:: DO THIS ::
Look through the records below, and copy out every line that holds the string "equipment".

:: RECORDS TO PROCESS ::
=======

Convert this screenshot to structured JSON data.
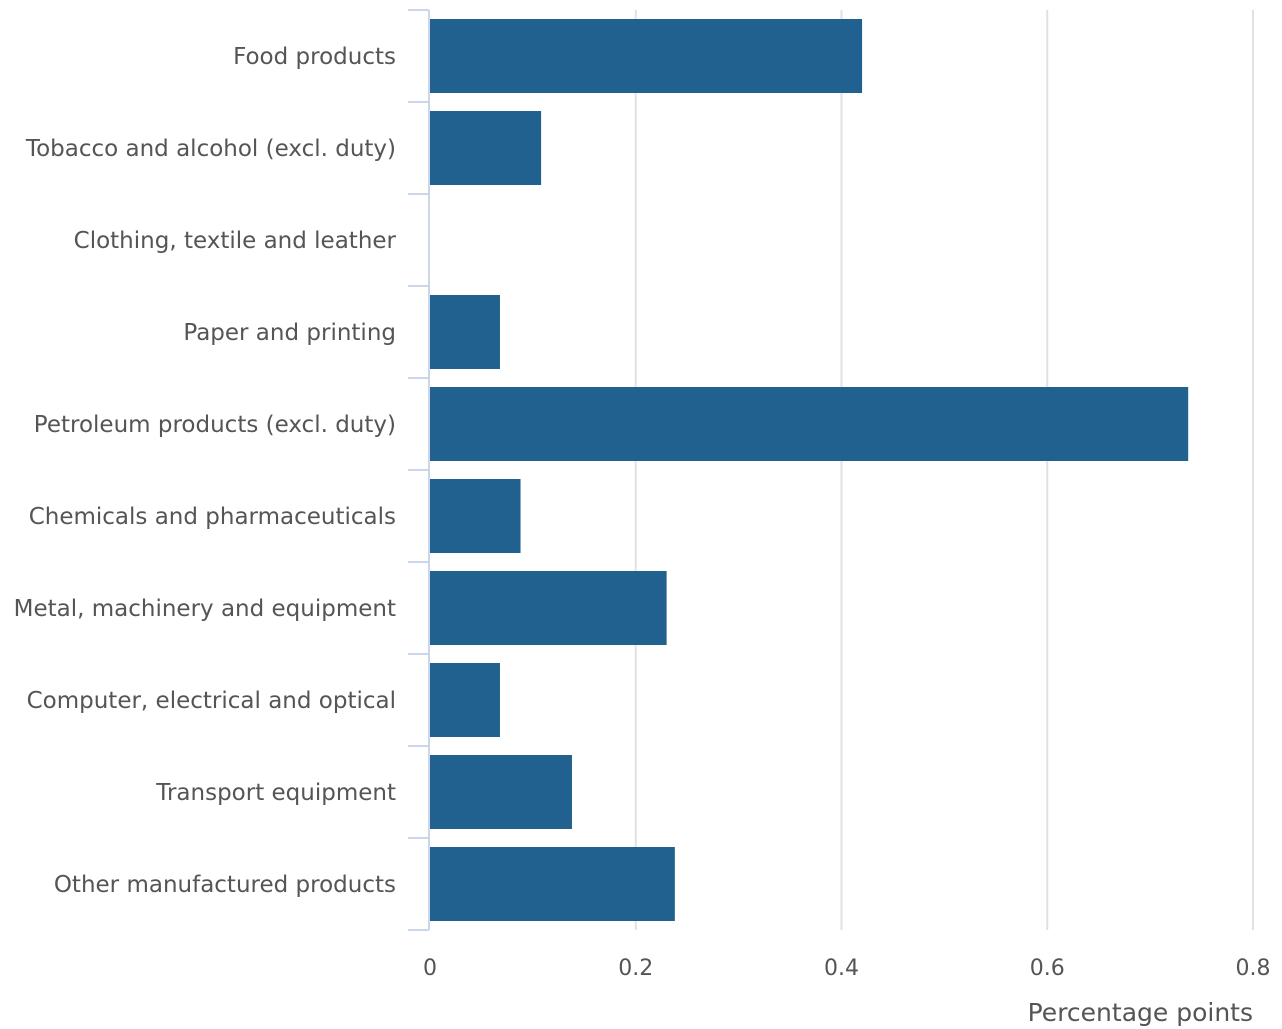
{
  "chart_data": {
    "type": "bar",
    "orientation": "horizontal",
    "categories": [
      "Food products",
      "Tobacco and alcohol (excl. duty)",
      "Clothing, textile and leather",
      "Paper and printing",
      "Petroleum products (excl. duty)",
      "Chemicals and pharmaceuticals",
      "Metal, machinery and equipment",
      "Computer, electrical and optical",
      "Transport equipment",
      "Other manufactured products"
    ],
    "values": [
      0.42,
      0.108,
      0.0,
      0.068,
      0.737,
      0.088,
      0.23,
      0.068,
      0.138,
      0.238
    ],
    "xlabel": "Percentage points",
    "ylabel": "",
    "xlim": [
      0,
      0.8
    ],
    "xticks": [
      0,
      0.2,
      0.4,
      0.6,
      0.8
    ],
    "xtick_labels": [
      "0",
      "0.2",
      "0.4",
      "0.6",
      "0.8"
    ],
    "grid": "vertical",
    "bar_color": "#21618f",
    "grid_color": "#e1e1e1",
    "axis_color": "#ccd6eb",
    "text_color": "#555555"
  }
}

=======

:: SOLUTION TO THE PROBLEM ::
      "Metal, machinery and equipment",
      "Transport equipment",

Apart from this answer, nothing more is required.